▶ **DOCUMENT**:
**********
Location: Long Island, NY
19,792 posts, read 13,989,648 times
Reputation: 5661
Quote:
Originally Posted by DC at the Ridge View Post
Well, the House and Senate together passed a budget bill on January 2nds of this year.

And I'm sorry, but to blame Obama alone for the hostile political environment is nonsense. Reid, Pelosi, Boehner, McCain, Cruz, et al, are all responsible for the hostile political environment. If you can't admit that responsibility for our economic problems is shared, then you are partly responsible for the hostile political environment. I get that you hate Obama, but hate is an emotion. It has no place in finding solutions.
Quote:
Originally Posted by Sporin View Post
I don't think either side is acting like grownups.

Both sides are responsible for this, both sides claim they aren't and blame the other completely.

Neither seems willing to work with each other.

It's a partisan game of chicken with the American people getting squashed in the middle.

All the scaremongering language, from both the GOP and the President (who I voted for, lesser of 2 evils) is absurd, reactionary, and a startlingly bad display of "leadership."
Greg Sargent calls this the “centrist dodge” and wrote a good piece called The Morning Plum: The false equivalence pundits are part of the problem. It's the need to bend over backward to view this as a bipartisan failure when, "...the facts plainly reveal that Republicans are far more to blame than Obama and Democrats for the current crisis. The GOP’s explicit position is that no compromise solution of any kind is acceptable — this must be resolved only with 100% of the concessions being made by Democrats — which means any compromise Dems put forth is by definition a nonstarter at the outset."

Jonathan Chait comes to the same conclusion in his column, and calls this "The Fever Swamp of the Center." The centrists are unwinding as they try to reconcile their devotion to the idea that both parties are equally at fault with the distressing reality that Obama is actually advocates the policies they say they want -- a balanced approach of cuts and tax increases.
**********
▶ **JOB**:
Copy the forum post on the budget standoff from "And I'm sorry, but" to "in the middle.", changing "hostile political environment" to "toxic political climate".

▶ **PROVIDED DATA**:
**********
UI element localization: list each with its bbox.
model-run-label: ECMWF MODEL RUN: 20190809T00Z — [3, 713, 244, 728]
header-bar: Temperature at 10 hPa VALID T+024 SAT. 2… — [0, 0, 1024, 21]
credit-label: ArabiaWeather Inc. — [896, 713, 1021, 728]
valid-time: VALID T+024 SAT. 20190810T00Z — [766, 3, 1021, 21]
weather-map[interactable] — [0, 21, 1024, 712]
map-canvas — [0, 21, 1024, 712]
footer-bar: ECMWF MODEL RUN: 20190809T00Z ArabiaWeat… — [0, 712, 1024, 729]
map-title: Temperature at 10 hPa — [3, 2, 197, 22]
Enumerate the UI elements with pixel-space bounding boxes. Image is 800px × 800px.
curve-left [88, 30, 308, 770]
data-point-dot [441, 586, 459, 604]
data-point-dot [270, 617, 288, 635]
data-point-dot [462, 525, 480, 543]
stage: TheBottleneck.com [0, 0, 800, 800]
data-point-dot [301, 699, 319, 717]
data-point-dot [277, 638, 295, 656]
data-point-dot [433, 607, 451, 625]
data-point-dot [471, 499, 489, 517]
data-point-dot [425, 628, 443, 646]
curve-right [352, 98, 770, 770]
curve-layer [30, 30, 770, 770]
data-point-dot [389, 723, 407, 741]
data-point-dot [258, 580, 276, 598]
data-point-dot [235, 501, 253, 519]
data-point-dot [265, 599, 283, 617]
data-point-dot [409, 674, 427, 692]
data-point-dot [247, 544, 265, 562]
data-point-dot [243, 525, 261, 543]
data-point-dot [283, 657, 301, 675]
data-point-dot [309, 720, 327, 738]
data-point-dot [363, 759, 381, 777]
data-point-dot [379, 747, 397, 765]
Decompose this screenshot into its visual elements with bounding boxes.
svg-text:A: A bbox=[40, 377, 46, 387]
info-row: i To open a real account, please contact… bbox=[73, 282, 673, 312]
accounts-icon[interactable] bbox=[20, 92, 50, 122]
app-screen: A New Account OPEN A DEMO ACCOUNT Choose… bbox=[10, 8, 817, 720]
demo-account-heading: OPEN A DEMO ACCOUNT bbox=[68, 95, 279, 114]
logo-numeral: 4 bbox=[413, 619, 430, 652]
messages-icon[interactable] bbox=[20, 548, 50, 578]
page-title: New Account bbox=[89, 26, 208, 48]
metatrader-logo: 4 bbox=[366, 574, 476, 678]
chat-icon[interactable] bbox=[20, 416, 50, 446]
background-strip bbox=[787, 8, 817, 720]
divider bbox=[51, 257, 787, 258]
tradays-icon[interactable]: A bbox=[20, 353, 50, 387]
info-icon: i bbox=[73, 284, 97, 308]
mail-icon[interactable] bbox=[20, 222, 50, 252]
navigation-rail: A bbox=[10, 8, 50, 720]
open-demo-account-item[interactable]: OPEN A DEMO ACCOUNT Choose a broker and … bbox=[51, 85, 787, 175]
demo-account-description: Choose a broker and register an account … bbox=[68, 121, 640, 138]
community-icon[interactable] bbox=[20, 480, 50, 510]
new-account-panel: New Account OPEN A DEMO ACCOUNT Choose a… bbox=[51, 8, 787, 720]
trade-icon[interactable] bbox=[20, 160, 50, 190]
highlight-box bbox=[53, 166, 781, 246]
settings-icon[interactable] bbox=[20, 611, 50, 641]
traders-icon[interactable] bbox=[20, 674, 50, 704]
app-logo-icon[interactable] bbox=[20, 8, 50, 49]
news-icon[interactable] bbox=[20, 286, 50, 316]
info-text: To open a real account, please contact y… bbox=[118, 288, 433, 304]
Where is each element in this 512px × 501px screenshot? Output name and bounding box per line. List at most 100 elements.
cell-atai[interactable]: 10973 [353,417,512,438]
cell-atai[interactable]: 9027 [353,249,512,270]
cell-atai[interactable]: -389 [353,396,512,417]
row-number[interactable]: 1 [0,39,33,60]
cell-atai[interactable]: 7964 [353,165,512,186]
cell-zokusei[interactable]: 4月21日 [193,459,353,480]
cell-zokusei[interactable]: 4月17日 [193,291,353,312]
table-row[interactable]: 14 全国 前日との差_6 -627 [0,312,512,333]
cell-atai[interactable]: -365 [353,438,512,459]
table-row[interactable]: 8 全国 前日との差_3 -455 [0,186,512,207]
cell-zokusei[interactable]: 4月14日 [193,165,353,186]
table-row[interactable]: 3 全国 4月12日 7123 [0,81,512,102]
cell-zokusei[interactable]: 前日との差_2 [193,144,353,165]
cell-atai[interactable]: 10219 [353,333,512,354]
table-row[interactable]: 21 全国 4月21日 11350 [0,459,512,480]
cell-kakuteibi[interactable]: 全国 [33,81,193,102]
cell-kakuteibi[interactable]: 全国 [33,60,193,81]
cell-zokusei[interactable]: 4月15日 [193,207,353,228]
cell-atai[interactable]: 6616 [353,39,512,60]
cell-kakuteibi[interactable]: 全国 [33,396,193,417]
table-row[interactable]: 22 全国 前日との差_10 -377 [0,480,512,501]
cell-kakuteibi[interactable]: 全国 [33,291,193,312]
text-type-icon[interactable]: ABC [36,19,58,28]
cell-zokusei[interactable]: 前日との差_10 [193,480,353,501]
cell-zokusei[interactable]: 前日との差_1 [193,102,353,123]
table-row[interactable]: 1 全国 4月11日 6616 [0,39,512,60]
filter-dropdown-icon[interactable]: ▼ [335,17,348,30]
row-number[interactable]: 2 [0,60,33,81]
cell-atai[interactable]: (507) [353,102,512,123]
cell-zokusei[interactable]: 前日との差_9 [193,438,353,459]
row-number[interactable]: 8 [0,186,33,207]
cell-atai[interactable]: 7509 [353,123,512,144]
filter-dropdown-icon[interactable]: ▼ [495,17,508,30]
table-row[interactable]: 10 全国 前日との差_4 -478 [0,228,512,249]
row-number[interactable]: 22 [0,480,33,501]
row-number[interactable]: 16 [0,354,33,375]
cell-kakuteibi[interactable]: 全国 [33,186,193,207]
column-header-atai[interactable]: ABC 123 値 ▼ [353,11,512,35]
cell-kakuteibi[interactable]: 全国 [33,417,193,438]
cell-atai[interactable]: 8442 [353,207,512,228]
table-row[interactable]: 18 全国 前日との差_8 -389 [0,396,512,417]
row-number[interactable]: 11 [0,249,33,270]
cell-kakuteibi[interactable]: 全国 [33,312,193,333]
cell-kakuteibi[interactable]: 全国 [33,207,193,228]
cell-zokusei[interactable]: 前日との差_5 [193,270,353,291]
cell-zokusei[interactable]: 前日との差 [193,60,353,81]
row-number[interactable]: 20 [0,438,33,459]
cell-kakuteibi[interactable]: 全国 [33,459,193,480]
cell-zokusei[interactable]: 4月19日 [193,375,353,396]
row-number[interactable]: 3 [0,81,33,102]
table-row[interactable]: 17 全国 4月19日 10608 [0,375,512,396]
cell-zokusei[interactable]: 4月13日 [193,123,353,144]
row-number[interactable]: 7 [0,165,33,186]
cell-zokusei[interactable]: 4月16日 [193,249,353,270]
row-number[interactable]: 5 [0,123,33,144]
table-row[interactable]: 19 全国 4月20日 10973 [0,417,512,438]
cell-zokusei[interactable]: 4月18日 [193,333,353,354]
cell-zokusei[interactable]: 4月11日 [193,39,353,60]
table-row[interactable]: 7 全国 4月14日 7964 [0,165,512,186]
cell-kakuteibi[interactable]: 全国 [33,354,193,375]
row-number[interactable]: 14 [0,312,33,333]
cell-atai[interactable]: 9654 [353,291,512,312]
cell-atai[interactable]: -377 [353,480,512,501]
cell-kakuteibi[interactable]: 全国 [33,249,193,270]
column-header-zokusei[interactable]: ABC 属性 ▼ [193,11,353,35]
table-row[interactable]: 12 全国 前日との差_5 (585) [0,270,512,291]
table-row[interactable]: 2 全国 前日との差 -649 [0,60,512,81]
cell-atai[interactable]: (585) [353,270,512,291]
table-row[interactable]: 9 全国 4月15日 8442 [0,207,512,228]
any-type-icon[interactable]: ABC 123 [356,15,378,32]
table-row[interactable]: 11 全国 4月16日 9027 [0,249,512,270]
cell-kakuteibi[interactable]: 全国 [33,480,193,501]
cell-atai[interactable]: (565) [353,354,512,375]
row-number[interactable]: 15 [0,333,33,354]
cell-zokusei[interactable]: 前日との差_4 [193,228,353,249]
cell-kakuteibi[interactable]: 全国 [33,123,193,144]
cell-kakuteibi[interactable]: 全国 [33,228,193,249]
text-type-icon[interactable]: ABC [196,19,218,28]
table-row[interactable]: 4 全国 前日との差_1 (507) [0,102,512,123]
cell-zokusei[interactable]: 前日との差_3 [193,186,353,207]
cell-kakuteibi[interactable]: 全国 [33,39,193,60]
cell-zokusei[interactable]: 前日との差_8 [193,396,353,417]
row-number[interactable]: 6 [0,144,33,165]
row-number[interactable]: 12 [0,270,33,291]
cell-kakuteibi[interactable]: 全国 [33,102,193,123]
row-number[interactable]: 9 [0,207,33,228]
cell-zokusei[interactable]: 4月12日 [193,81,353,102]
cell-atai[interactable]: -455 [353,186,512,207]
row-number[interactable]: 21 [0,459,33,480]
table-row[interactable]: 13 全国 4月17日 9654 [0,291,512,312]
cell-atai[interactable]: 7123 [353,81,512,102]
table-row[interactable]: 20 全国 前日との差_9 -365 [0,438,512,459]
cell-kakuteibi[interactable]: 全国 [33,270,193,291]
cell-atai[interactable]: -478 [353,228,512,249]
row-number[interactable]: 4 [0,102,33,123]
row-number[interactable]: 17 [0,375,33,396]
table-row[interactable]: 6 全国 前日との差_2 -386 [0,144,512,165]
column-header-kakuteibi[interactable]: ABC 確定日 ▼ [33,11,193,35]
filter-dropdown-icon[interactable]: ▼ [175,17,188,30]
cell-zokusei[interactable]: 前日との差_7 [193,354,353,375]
**********
▶ **EXPECTED OUTPUT**:
And I'm sorry, but to blame Obama alone for the toxic political climate is nonsense. Reid, Pelosi, Boehner, McCain, Cruz, et al, are all responsible for the toxic political climate. If you can't admit that responsibility for our economic problems is shared, then you are partly responsible for the toxic political climate. I get that you hate Obama, but hate is an emotion. It has no place in finding solutions.
Quote:
Originally Posted by Sporin View Post
I don't think either side is acting like grownups.

Both sides are responsible for this, both sides claim they aren't and blame the other completely.

Neither seems willing to work with each other.

It's a partisan game of chicken with the American people getting squashed in the middle.